Your task>
Show each line that has the string "Question" in it.

Data>
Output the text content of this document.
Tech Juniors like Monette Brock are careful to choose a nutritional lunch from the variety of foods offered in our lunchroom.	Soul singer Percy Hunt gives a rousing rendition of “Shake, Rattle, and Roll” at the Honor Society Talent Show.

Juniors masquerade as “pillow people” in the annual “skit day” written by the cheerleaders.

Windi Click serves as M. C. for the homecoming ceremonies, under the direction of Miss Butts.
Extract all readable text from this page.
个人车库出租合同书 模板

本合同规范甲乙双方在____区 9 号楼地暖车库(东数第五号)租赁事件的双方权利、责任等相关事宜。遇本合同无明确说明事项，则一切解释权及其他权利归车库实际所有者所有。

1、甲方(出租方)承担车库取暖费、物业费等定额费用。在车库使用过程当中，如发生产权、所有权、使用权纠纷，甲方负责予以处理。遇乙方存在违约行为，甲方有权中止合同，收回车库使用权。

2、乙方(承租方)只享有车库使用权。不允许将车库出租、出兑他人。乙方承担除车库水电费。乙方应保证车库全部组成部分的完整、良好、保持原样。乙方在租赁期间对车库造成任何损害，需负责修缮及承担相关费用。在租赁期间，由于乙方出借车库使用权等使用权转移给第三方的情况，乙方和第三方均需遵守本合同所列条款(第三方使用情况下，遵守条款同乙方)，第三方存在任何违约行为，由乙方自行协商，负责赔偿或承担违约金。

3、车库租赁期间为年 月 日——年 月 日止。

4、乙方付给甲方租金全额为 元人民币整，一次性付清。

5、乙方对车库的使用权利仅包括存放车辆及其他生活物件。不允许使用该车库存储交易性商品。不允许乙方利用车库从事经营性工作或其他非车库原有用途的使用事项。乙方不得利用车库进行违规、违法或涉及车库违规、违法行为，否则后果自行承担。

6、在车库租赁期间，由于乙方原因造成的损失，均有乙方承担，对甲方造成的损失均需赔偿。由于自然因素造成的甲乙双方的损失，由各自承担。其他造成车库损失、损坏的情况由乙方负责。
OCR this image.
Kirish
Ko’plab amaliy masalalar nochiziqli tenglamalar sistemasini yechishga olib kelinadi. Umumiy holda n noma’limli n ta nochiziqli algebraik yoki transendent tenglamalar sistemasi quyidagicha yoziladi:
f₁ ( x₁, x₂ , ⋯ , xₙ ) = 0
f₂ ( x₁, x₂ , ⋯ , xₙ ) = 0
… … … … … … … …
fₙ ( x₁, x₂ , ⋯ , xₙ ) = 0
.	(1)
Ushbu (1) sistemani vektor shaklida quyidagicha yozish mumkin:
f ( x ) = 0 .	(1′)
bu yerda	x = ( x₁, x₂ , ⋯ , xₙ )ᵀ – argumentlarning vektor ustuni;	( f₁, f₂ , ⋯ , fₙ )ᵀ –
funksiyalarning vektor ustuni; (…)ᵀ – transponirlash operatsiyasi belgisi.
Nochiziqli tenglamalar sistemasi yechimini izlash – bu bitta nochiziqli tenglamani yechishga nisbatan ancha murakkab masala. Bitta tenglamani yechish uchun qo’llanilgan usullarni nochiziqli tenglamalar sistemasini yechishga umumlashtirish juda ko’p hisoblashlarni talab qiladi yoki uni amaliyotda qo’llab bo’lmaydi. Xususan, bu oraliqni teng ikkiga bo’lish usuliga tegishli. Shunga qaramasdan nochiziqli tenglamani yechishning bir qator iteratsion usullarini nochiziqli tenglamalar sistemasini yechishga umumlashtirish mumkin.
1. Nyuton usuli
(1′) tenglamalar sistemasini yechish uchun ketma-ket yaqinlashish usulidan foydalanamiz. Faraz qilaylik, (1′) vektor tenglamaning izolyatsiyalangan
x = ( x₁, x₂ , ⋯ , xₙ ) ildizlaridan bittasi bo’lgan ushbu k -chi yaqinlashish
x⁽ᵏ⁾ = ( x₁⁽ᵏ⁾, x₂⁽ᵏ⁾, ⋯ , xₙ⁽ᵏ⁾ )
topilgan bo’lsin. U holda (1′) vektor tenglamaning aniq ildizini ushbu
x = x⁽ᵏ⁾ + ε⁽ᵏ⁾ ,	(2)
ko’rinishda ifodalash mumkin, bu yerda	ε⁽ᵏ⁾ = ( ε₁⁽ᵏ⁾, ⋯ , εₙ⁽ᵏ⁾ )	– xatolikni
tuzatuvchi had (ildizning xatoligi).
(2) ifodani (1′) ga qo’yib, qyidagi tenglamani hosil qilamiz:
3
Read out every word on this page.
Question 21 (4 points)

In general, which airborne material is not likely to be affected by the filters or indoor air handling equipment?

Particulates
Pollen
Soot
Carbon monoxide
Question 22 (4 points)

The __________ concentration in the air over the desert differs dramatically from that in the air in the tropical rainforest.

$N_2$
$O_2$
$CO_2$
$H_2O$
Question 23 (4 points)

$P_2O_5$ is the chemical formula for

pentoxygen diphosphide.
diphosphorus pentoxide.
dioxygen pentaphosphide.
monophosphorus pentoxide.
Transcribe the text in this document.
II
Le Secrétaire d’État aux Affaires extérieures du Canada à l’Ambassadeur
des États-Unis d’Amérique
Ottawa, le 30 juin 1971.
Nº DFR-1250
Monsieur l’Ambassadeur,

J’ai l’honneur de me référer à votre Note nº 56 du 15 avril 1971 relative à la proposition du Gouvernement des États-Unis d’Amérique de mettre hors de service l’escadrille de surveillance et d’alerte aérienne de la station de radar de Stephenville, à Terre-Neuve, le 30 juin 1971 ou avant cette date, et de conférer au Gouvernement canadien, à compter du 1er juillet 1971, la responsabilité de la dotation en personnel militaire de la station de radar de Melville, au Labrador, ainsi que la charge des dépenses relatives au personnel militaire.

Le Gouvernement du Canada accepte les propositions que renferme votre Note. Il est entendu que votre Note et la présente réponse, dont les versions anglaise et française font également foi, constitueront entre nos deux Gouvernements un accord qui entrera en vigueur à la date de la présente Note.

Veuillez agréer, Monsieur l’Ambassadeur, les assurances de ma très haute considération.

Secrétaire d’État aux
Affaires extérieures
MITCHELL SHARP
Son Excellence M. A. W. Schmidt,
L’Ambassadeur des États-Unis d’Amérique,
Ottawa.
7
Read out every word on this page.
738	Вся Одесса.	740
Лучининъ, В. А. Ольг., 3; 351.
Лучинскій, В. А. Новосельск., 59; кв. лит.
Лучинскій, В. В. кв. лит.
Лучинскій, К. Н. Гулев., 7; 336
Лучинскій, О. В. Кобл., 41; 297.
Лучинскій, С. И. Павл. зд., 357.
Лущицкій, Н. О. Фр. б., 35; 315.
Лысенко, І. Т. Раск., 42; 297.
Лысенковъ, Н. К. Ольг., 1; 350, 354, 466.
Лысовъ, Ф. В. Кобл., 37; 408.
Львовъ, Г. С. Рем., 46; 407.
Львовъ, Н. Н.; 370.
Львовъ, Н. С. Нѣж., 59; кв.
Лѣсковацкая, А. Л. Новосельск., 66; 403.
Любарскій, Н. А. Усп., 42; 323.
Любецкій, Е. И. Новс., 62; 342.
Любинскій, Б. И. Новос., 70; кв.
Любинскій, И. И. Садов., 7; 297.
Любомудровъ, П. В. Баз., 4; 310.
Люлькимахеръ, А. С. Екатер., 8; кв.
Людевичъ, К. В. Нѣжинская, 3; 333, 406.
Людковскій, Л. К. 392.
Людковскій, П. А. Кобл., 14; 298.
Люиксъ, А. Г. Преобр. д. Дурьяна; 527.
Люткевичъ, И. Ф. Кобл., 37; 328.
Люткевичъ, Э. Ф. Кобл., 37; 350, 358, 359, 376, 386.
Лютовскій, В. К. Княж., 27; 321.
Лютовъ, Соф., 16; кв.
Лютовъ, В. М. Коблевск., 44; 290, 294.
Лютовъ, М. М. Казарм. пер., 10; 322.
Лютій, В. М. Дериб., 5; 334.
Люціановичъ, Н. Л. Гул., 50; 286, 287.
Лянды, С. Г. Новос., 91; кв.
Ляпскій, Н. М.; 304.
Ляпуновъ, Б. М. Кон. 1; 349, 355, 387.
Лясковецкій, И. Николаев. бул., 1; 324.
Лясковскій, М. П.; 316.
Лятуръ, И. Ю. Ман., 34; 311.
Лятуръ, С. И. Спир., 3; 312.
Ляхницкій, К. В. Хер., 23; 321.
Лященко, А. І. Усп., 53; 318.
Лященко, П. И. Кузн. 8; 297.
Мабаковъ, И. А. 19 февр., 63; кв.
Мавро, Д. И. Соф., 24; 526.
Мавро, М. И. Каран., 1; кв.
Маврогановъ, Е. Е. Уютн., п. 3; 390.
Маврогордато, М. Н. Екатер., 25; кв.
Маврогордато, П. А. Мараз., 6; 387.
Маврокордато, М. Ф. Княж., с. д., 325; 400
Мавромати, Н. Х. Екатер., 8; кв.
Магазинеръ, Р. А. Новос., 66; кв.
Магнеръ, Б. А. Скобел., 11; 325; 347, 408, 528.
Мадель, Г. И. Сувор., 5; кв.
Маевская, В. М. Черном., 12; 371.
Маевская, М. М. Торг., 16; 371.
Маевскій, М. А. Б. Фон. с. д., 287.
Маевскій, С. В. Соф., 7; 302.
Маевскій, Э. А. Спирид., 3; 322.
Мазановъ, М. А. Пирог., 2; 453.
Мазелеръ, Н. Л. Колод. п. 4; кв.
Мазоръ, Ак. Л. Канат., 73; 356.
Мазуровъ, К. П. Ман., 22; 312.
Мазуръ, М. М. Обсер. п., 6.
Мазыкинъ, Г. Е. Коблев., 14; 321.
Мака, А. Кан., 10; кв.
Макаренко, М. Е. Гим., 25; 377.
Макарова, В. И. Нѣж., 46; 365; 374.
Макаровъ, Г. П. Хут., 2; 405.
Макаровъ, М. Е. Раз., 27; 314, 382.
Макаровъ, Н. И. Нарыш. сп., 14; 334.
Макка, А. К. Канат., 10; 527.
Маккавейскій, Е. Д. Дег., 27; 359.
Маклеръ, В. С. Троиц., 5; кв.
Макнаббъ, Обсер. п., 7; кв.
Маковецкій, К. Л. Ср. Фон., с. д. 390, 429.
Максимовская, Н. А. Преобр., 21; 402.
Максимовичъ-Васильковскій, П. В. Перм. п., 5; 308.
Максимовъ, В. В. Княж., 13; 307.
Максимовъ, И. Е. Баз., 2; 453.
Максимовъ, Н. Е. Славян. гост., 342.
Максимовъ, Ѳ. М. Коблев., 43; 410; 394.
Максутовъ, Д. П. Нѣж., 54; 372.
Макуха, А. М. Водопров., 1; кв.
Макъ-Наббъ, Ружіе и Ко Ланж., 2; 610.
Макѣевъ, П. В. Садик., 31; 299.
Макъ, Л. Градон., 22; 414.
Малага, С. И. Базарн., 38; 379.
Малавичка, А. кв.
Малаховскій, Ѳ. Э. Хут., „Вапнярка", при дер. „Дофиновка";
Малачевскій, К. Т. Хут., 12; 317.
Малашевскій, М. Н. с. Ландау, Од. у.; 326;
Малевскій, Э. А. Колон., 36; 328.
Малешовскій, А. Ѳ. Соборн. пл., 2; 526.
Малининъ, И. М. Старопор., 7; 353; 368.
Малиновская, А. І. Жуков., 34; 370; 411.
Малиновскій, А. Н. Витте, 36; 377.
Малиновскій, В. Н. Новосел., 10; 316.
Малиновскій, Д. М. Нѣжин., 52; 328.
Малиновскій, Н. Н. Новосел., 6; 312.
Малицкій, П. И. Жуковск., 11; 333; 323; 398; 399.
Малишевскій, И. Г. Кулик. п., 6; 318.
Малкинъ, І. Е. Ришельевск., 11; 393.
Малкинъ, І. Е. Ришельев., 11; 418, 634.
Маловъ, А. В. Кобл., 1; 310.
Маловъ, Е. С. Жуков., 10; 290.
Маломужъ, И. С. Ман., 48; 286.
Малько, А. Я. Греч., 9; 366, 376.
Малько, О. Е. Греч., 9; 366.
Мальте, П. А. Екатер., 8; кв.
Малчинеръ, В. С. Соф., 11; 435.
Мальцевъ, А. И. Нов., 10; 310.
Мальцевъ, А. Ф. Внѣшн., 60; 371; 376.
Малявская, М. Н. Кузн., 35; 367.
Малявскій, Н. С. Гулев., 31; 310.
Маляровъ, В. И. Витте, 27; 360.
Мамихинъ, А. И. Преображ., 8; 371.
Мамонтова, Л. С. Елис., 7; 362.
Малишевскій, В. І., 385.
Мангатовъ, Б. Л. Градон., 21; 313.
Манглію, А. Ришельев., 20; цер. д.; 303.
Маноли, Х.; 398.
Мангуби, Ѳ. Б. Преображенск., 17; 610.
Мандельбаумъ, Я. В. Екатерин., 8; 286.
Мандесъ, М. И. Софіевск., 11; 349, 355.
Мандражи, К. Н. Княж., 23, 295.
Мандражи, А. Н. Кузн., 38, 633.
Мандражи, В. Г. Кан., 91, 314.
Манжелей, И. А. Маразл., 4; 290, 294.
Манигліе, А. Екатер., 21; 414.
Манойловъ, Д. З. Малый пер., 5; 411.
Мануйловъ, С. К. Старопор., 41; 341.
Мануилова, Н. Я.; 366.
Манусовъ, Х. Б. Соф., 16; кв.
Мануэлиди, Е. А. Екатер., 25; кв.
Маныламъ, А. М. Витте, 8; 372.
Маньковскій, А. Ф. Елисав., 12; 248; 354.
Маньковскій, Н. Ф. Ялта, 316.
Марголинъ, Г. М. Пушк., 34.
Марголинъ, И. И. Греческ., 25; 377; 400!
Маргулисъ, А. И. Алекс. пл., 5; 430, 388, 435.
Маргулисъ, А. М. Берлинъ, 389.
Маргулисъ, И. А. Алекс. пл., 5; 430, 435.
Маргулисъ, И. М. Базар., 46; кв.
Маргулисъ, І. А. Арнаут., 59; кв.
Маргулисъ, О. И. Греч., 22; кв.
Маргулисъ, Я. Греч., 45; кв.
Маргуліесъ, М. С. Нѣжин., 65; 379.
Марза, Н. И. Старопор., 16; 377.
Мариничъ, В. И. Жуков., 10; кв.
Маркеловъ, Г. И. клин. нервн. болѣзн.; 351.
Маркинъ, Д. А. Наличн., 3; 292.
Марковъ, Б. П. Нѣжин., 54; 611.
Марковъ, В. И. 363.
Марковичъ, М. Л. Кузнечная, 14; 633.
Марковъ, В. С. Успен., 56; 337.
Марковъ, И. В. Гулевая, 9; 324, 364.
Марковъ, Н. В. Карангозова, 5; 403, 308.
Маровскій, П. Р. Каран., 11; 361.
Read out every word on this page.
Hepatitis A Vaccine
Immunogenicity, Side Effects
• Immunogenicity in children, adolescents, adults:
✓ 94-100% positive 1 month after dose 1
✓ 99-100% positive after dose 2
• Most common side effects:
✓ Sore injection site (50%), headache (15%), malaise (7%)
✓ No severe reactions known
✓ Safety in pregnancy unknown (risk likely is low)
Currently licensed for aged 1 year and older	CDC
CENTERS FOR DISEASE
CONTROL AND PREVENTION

Reply to the task>
Question 21 (4 points)
Question 22 (4 points)
Question 23 (4 points)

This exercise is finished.